YOUR TASK => Write out the records without alteration, from their first line through the line containing "heading-personal-member: 2. 个人会员：", including both of these lines.

RECORDS SHOWN =>
---

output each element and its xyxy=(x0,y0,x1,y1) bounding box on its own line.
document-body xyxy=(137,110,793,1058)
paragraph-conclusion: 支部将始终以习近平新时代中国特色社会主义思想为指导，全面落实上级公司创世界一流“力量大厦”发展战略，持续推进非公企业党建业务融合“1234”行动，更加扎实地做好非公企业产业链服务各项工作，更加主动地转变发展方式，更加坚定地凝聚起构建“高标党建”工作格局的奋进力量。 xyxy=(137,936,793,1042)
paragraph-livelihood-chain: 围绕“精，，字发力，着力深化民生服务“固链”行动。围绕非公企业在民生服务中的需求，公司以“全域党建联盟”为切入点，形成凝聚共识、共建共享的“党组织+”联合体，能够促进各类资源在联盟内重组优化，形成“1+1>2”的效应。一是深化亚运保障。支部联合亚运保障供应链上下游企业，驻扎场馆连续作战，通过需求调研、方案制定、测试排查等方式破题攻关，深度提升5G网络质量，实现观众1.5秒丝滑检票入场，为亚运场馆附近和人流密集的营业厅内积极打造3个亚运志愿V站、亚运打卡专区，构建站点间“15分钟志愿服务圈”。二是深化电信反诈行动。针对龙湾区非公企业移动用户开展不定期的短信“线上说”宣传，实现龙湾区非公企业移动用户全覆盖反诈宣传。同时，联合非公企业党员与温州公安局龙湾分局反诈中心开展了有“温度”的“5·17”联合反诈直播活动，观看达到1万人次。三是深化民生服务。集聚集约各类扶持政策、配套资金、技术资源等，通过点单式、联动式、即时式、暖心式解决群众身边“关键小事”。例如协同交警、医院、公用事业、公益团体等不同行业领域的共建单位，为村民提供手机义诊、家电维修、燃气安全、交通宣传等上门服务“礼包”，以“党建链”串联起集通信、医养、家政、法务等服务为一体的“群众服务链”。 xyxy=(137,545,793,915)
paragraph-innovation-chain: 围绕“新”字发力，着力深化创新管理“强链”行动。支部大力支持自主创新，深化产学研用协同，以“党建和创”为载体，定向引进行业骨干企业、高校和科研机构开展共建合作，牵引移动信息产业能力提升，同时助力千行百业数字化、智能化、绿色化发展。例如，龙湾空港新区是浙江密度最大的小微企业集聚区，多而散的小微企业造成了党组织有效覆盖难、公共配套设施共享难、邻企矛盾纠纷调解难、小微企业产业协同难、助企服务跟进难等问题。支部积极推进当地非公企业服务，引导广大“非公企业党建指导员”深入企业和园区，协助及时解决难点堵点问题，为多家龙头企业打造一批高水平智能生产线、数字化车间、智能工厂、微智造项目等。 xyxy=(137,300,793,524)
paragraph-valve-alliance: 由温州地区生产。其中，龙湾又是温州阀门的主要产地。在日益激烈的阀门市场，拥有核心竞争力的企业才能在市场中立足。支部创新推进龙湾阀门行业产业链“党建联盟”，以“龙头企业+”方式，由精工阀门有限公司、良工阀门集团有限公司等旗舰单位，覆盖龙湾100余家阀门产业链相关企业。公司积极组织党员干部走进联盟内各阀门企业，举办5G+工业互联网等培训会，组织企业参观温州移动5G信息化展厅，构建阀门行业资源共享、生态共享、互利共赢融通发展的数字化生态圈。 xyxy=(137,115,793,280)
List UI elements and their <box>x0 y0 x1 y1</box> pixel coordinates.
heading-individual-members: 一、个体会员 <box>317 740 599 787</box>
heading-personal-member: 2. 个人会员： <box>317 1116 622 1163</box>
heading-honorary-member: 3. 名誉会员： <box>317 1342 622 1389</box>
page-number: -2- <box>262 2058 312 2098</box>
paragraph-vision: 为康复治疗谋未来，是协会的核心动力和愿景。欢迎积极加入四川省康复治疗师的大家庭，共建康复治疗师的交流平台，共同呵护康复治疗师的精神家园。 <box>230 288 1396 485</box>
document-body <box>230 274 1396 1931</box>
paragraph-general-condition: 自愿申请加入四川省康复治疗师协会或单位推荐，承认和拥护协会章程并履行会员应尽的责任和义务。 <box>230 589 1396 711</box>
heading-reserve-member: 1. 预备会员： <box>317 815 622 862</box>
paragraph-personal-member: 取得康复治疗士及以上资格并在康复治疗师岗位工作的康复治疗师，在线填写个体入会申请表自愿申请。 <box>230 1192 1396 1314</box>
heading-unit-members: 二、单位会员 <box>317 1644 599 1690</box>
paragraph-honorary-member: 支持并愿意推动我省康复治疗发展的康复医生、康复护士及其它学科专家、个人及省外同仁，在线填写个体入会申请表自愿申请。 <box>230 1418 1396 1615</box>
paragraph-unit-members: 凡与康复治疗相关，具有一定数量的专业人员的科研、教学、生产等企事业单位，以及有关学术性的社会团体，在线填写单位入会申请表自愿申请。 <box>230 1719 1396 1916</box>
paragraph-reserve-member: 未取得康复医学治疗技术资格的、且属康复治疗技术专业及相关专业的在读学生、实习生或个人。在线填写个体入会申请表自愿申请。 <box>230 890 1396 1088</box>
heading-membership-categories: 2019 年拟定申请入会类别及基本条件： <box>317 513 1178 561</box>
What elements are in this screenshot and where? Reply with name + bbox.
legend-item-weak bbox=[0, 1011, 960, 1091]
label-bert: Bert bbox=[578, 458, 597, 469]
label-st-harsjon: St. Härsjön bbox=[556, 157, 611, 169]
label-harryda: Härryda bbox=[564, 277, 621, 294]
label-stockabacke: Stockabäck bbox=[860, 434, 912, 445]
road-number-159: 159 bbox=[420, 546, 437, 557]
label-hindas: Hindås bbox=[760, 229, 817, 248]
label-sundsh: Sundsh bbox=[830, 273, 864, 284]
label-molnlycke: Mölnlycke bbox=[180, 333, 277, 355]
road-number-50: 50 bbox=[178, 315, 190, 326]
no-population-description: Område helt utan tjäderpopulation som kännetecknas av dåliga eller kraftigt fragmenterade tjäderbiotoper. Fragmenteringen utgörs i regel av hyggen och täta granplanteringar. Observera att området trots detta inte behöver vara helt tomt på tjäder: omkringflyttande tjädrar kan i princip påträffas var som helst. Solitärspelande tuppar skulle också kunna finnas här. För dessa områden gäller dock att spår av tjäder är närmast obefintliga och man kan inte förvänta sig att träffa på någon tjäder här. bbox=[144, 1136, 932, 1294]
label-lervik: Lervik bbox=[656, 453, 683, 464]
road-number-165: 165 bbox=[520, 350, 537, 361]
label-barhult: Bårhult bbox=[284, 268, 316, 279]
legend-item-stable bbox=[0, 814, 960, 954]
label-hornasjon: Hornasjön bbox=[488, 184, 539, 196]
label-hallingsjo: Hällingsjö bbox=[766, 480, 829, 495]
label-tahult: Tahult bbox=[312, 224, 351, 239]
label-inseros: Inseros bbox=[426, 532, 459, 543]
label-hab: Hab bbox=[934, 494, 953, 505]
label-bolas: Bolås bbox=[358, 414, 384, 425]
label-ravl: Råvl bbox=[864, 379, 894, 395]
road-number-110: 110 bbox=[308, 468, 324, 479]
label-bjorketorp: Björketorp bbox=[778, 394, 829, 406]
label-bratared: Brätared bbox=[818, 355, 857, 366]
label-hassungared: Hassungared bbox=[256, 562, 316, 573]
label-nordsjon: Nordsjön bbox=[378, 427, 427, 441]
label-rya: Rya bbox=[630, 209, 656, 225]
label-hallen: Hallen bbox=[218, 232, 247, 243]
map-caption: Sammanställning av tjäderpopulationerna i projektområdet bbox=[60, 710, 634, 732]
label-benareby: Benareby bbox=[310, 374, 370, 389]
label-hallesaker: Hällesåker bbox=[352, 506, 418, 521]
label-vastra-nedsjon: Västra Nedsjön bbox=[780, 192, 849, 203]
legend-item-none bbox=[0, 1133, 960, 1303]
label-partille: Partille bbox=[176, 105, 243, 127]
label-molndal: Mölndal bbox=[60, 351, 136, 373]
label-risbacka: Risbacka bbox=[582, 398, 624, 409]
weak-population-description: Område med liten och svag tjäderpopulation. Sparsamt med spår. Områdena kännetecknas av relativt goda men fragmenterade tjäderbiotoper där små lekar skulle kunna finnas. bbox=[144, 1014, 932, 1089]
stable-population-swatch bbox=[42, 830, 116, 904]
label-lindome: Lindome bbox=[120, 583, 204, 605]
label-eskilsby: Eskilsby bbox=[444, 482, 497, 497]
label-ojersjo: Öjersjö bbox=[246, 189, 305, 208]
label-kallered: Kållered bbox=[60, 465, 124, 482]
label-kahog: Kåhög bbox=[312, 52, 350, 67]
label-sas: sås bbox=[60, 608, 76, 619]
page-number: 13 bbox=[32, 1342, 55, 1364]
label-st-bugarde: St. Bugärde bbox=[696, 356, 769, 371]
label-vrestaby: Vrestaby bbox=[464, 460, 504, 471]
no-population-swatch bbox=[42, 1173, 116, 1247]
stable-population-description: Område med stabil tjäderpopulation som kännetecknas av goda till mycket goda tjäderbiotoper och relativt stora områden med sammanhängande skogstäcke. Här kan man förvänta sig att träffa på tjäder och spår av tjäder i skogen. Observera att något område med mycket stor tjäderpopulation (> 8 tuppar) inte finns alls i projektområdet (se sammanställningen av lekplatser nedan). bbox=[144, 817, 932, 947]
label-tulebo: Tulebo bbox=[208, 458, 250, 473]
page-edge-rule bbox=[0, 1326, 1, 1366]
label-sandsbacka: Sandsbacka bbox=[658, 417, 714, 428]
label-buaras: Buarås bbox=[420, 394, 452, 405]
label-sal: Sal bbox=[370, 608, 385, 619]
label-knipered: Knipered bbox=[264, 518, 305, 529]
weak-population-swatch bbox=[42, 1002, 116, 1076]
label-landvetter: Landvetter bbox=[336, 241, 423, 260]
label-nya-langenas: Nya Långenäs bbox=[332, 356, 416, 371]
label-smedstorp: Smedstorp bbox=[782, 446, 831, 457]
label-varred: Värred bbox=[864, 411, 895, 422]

---

TASK OUTPUT =>
output each element and its xyxy=(x0,y0,x1,y1) bounding box on its own line.
document-body xyxy=(137,110,793,1058)
paragraph-conclusion: 支部将始终以习近平新时代中国特色社会主义思想为指导，全面落实上级公司创世界一流“力量大厦”发展战略，持续推进非公企业党建业务融合“1234”行动，更加扎实地做好非公企业产业链服务各项工作，更加主动地转变发展方式，更加坚定地凝聚起构建“高标党建”工作格局的奋进力量。 xyxy=(137,936,793,1042)
paragraph-livelihood-chain: 围绕“精，，字发力，着力深化民生服务“固链”行动。围绕非公企业在民生服务中的需求，公司以“全域党建联盟”为切入点，形成凝聚共识、共建共享的“党组织+”联合体，能够促进各类资源在联盟内重组优化，形成“1+1>2”的效应。一是深化亚运保障。支部联合亚运保障供应链上下游企业，驻扎场馆连续作战，通过需求调研、方案制定、测试排查等方式破题攻关，深度提升5G网络质量，实现观众1.5秒丝滑检票入场，为亚运场馆附近和人流密集的营业厅内积极打造3个亚运志愿V站、亚运打卡专区，构建站点间“15分钟志愿服务圈”。二是深化电信反诈行动。针对龙湾区非公企业移动用户开展不定期的短信“线上说”宣传，实现龙湾区非公企业移动用户全覆盖反诈宣传。同时，联合非公企业党员与温州公安局龙湾分局反诈中心开展了有“温度”的“5·17”联合反诈直播活动，观看达到1万人次。三是深化民生服务。集聚集约各类扶持政策、配套资金、技术资源等，通过点单式、联动式、即时式、暖心式解决群众身边“关键小事”。例如协同交警、医院、公用事业、公益团体等不同行业领域的共建单位，为村民提供手机义诊、家电维修、燃气安全、交通宣传等上门服务“礼包”，以“党建链”串联起集通信、医养、家政、法务等服务为一体的“群众服务链”。 xyxy=(137,545,793,915)
paragraph-innovation-chain: 围绕“新”字发力，着力深化创新管理“强链”行动。支部大力支持自主创新，深化产学研用协同，以“党建和创”为载体，定向引进行业骨干企业、高校和科研机构开展共建合作，牵引移动信息产业能力提升，同时助力千行百业数字化、智能化、绿色化发展。例如，龙湾空港新区是浙江密度最大的小微企业集聚区，多而散的小微企业造成了党组织有效覆盖难、公共配套设施共享难、邻企矛盾纠纷调解难、小微企业产业协同难、助企服务跟进难等问题。支部积极推进当地非公企业服务，引导广大“非公企业党建指导员”深入企业和园区，协助及时解决难点堵点问题，为多家龙头企业打造一批高水平智能生产线、数字化车间、智能工厂、微智造项目等。 xyxy=(137,300,793,524)
paragraph-valve-alliance: 由温州地区生产。其中，龙湾又是温州阀门的主要产地。在日益激烈的阀门市场，拥有核心竞争力的企业才能在市场中立足。支部创新推进龙湾阀门行业产业链“党建联盟”，以“龙头企业+”方式，由精工阀门有限公司、良工阀门集团有限公司等旗舰单位，覆盖龙湾100余家阀门产业链相关企业。公司积极组织党员干部走进联盟内各阀门企业，举办5G+工业互联网等培训会，组织企业参观温州移动5G信息化展厅，构建阀门行业资源共享、生态共享、互利共赢融通发展的数字化生态圈。 xyxy=(137,115,793,280)
List UI elements and their <box>x0 y0 x1 y1</box> pixel coordinates.
heading-individual-members: 一、个体会员 <box>317 740 599 787</box>
heading-personal-member: 2. 个人会员： <box>317 1116 622 1163</box>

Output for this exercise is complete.